Find each line with the string "great" and copy it.

(Dataset records)

begin

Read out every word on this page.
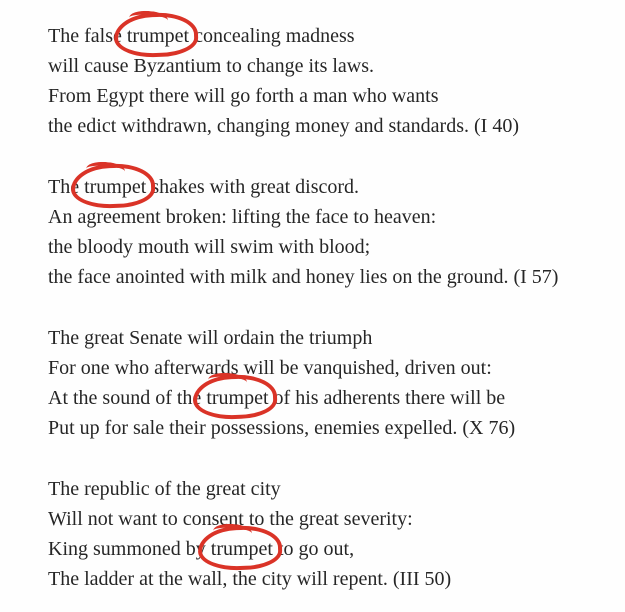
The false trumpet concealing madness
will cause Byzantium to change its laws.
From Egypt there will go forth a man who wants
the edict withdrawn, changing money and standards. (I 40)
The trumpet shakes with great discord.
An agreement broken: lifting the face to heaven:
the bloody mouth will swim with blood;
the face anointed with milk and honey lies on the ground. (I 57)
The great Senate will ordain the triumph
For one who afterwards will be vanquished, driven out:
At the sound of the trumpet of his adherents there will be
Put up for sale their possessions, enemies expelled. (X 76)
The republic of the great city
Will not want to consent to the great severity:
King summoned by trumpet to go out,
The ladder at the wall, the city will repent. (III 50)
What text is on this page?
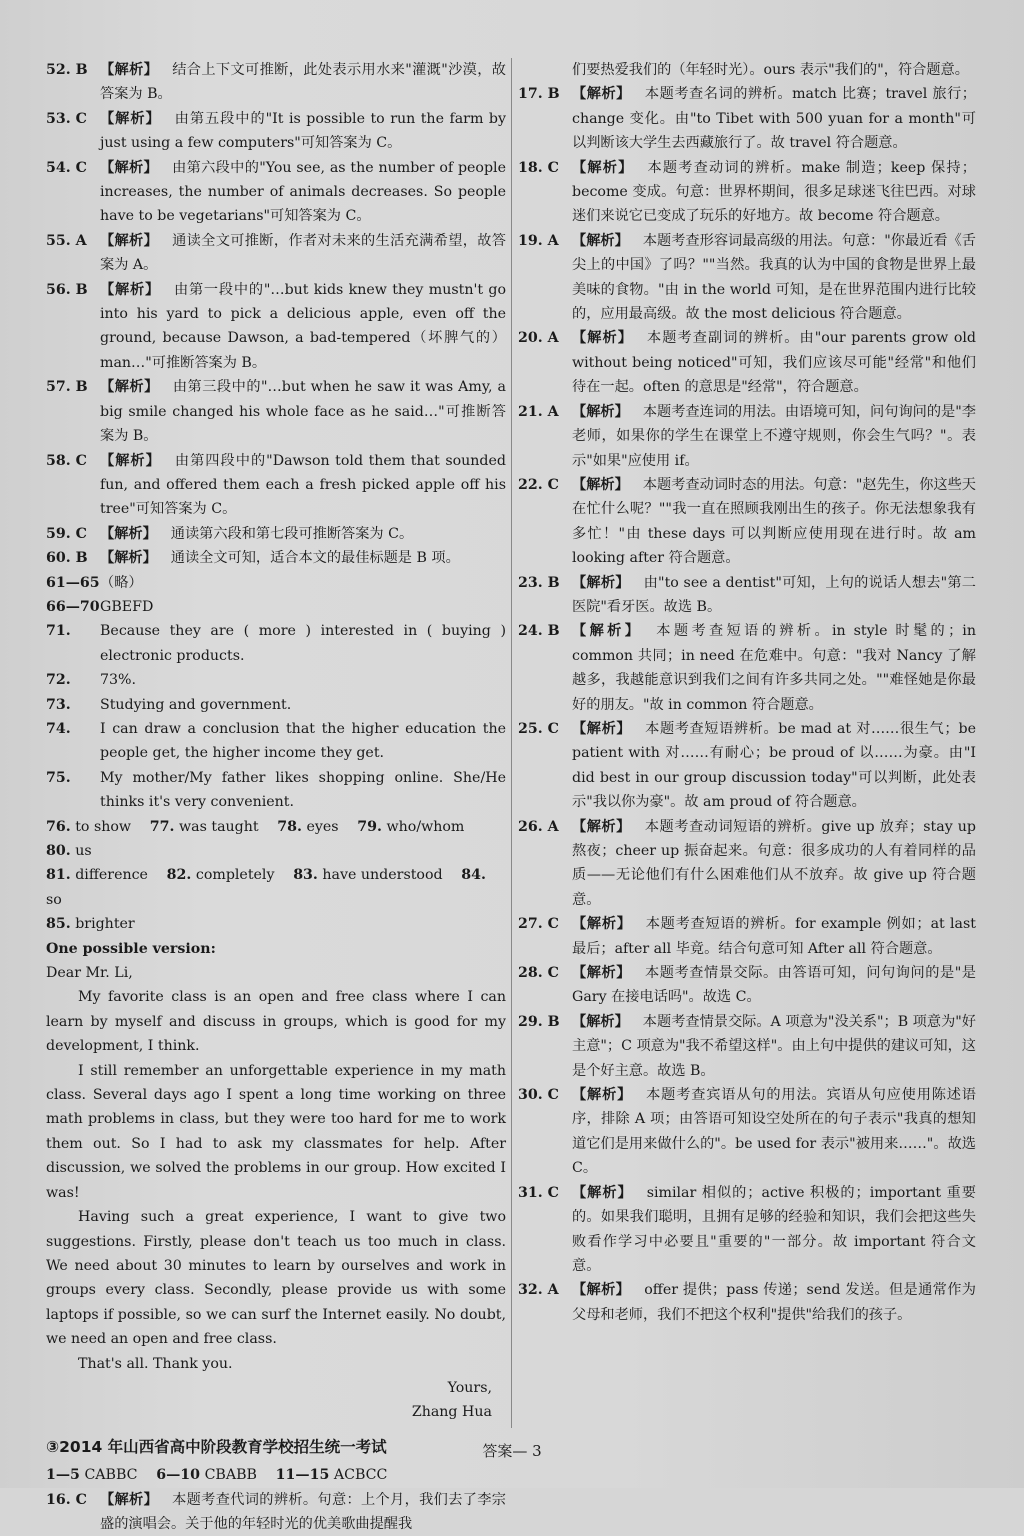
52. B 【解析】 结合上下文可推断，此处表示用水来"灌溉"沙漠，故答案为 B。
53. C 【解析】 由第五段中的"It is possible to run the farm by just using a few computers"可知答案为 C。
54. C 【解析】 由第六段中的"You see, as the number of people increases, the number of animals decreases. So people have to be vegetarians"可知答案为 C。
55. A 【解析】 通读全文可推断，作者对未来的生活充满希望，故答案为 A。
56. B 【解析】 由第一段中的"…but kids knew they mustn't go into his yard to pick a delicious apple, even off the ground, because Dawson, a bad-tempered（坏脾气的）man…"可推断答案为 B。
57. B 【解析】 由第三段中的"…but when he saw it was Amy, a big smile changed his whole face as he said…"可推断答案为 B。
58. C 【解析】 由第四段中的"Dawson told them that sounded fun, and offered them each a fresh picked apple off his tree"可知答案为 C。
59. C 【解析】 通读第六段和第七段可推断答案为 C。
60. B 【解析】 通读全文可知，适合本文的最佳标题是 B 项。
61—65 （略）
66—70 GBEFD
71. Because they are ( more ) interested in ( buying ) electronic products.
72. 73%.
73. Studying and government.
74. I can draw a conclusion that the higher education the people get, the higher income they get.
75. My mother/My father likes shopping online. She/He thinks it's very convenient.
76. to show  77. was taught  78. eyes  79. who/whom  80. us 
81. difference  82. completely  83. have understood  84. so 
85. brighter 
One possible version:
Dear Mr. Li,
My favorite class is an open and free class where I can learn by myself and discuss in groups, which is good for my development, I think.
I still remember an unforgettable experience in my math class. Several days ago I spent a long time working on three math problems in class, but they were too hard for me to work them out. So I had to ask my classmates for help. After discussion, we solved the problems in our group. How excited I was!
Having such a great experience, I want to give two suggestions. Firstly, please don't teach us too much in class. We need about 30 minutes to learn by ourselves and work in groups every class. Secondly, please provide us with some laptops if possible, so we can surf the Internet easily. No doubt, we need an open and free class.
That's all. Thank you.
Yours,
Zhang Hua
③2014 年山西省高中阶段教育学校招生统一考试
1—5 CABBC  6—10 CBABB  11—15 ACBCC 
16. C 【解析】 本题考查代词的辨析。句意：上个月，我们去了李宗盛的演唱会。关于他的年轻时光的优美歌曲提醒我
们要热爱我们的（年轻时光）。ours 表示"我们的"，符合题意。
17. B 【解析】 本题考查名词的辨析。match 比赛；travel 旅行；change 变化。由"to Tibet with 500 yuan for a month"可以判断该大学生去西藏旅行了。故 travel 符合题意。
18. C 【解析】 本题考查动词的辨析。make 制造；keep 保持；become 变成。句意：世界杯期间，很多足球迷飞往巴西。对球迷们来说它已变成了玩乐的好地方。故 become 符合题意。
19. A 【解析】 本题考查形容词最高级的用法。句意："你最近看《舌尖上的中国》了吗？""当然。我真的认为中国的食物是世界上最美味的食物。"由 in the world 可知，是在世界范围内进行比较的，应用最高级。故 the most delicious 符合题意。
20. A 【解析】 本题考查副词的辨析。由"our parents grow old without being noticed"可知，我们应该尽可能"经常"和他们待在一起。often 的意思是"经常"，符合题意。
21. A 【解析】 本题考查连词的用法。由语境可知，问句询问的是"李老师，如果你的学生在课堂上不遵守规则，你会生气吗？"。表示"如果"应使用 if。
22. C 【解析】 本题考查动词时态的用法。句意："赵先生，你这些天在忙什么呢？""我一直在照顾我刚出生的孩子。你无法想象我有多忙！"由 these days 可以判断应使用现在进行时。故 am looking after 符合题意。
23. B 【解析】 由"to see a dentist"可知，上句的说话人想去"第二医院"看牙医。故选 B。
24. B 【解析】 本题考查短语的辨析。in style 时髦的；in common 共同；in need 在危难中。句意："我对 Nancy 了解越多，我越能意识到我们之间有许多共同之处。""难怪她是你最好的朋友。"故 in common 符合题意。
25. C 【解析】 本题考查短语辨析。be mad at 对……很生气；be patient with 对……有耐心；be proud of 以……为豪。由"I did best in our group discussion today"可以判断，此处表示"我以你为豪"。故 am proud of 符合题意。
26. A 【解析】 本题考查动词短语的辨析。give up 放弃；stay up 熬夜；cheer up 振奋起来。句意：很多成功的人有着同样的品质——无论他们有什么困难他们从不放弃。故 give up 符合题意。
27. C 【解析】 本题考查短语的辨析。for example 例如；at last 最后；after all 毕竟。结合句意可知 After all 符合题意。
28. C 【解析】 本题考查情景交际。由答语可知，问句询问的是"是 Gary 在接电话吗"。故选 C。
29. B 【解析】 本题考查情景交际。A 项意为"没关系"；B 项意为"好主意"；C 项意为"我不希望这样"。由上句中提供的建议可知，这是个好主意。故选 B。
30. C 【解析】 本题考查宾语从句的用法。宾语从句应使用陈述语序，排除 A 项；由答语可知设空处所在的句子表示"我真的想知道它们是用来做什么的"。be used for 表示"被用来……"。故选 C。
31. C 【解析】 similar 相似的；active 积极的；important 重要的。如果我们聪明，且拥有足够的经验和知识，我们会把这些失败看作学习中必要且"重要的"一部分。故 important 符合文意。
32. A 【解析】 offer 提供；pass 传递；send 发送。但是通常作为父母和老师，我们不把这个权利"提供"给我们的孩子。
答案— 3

end

__Task output__:
The trumpet shakes with great discord.
The great Senate will ordain the triumph
The republic of the great city
Will not want to consent to the great severity:
Having such a great experience, I want to give two suggestions. Firstly, please don't teach us too much in class. We need about 30 minutes to learn by ourselves and work in groups every class. Secondly, please provide us with some laptops if possible, so we can surf the Internet easily. No doubt, we need an open and free class.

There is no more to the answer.